_What the task requires_
Where does the string "JSON" appear? Copy every line of the entries below that holds it.

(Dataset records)
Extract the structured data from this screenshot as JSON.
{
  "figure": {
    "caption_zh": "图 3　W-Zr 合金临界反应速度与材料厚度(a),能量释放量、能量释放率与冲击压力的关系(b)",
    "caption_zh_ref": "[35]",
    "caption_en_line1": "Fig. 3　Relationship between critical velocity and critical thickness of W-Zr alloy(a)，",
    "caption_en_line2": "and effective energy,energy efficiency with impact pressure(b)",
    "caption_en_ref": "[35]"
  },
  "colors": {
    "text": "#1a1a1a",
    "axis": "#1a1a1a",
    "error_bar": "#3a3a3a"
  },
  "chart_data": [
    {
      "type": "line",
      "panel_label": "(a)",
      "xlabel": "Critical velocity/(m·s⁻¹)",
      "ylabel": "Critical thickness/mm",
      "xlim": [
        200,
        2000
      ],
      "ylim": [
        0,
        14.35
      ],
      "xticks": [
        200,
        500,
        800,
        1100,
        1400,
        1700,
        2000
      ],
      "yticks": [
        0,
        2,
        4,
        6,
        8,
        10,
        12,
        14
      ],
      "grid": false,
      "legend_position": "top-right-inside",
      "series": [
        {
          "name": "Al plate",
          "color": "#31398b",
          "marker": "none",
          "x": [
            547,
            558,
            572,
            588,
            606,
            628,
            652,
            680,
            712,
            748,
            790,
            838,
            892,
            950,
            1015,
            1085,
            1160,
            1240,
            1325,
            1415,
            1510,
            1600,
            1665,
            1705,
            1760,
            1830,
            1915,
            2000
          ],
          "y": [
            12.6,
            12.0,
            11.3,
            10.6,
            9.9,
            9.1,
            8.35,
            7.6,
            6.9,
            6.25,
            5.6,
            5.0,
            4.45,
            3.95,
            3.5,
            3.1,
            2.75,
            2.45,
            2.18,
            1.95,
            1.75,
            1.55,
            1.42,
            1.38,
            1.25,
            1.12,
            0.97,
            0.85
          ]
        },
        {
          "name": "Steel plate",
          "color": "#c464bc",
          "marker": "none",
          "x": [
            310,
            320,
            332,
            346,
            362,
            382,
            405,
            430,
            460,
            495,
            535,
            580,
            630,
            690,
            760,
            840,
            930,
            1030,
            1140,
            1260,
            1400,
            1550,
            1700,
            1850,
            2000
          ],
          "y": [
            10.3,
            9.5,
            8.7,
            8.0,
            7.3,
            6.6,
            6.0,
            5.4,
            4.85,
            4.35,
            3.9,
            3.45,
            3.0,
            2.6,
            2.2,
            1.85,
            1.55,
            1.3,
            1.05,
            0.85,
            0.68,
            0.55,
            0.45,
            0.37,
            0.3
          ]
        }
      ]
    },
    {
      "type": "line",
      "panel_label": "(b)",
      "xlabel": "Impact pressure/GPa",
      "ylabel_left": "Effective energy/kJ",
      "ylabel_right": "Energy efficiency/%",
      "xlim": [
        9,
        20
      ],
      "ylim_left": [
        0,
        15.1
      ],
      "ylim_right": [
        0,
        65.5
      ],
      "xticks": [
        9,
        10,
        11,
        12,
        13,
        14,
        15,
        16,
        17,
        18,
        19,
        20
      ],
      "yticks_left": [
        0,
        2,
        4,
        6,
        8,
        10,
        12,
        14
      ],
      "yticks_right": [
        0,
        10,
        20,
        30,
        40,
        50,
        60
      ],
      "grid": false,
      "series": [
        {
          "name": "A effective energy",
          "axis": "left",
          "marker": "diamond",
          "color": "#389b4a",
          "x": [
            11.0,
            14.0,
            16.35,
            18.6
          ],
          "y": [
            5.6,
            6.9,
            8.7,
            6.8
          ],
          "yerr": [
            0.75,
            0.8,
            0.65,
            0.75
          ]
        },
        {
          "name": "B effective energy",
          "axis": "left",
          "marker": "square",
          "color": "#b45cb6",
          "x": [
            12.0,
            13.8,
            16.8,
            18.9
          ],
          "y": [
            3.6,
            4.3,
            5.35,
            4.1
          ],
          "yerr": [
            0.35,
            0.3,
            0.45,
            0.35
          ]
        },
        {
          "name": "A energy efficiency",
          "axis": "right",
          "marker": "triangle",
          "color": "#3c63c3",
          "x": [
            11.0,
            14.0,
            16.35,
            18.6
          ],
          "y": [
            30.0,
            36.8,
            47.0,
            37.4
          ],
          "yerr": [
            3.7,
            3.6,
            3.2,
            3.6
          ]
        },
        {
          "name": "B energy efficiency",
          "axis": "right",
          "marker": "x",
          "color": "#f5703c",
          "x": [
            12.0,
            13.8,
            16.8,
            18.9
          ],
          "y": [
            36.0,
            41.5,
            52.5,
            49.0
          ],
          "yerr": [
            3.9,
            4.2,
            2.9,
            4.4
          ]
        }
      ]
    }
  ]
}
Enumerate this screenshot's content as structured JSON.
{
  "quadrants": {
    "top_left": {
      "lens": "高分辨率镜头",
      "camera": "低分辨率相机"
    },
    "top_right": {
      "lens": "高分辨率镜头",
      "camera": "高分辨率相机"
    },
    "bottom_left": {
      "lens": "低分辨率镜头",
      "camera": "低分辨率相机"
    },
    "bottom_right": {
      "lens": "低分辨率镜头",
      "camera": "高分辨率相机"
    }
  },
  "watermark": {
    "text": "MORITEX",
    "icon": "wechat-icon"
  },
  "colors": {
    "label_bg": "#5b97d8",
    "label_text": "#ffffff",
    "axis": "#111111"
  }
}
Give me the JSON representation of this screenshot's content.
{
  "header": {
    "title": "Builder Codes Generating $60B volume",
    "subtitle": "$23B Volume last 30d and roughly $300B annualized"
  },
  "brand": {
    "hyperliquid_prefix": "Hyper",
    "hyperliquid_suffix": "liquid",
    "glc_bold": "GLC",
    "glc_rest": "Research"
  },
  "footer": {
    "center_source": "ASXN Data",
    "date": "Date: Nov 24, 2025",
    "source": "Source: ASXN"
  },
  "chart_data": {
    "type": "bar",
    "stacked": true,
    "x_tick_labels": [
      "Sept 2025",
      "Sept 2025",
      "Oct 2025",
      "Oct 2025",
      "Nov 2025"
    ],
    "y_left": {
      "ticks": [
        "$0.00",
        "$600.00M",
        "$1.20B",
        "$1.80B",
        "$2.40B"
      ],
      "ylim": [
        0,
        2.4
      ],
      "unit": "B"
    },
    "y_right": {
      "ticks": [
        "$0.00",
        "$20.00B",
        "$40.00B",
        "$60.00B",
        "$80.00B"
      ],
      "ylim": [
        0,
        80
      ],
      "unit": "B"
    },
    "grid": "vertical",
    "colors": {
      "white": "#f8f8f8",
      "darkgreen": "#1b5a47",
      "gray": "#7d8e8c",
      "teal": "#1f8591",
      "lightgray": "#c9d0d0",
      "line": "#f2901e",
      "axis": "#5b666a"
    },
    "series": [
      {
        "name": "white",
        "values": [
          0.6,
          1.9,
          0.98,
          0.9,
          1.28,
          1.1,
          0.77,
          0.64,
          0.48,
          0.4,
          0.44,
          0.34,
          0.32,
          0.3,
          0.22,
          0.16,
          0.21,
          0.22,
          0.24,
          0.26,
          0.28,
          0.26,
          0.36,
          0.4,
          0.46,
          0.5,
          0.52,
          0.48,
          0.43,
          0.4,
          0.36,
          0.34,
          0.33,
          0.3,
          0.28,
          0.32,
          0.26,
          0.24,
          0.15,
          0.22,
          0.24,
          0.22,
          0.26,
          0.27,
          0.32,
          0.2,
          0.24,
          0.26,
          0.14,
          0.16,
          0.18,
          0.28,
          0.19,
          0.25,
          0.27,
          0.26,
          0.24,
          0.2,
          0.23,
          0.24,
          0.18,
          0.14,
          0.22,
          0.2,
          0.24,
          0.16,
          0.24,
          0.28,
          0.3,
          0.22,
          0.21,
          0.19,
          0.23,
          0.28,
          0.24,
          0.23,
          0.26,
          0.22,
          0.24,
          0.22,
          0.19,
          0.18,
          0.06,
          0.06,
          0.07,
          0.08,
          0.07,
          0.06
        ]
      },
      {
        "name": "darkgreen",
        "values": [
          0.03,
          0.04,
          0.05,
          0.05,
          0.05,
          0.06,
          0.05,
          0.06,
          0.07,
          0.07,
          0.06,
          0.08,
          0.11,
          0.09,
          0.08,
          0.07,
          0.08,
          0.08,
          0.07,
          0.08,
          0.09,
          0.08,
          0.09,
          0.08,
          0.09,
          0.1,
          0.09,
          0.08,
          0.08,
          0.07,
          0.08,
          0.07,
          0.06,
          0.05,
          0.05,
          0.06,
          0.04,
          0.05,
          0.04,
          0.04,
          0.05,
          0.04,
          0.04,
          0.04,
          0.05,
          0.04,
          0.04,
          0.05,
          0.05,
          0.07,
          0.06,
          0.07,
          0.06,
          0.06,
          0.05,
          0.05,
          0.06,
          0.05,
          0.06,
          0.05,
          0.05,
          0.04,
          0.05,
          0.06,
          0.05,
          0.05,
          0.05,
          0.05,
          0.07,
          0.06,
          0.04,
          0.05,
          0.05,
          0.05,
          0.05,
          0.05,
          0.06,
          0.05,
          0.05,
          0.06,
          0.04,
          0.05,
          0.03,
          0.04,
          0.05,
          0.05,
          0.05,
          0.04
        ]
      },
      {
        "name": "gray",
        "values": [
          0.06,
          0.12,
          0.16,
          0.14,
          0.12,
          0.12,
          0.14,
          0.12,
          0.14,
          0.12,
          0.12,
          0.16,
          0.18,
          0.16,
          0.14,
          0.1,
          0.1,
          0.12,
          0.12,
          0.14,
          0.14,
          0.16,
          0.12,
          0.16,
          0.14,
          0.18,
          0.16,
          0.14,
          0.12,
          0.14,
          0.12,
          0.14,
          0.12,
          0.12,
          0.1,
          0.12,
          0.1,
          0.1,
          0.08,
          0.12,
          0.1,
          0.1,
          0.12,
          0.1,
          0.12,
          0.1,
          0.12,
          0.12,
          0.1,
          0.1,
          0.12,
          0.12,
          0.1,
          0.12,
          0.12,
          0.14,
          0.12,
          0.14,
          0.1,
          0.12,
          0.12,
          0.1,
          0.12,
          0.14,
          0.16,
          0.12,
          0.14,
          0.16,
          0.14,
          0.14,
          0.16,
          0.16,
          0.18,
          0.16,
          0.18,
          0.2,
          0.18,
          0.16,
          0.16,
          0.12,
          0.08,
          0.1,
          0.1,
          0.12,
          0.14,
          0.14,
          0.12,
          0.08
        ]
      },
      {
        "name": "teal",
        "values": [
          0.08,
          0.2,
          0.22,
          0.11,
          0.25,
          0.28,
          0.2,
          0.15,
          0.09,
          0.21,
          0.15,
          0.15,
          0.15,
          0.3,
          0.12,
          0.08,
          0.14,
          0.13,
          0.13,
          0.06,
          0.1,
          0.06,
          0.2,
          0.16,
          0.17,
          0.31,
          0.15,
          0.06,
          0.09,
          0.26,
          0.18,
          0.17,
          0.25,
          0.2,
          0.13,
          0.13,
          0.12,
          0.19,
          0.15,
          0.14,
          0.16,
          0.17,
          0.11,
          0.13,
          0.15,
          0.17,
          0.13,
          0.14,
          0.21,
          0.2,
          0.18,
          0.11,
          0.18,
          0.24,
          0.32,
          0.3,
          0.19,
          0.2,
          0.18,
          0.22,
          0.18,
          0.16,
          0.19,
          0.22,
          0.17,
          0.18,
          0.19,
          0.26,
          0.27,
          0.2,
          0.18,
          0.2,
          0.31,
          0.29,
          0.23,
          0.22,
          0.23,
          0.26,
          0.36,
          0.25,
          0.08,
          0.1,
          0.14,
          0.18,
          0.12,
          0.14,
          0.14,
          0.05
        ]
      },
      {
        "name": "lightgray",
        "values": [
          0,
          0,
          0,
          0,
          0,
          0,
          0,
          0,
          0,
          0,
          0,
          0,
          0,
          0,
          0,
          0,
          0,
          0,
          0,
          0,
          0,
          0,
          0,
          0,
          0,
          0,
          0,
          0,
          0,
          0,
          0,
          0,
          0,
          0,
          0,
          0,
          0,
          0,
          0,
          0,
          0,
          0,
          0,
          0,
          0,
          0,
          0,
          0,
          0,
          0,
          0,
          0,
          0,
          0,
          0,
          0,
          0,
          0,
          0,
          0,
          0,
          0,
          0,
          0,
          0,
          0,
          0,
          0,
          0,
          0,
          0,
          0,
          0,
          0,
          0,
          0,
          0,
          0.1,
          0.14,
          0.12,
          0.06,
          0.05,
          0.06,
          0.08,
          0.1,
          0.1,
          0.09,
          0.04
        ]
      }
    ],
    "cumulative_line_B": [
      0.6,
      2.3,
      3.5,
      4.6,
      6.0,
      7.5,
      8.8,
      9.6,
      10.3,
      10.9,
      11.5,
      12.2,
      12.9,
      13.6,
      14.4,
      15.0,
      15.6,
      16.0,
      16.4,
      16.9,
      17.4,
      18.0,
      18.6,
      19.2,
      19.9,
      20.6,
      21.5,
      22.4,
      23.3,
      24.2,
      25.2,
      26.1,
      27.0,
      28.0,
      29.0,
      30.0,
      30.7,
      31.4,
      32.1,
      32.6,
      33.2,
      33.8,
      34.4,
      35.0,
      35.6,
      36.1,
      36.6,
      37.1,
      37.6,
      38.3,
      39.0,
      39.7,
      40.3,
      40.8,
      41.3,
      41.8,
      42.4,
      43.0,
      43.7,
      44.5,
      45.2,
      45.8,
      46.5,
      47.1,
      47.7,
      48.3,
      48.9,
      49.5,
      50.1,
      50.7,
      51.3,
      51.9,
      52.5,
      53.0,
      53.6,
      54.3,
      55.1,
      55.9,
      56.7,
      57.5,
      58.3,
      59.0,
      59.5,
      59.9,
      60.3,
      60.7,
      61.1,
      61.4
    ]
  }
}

_Solution_
Extract the structured data from this screenshot as JSON.
Enumerate this screenshot's content as structured JSON.
Give me the JSON representation of this screenshot's content.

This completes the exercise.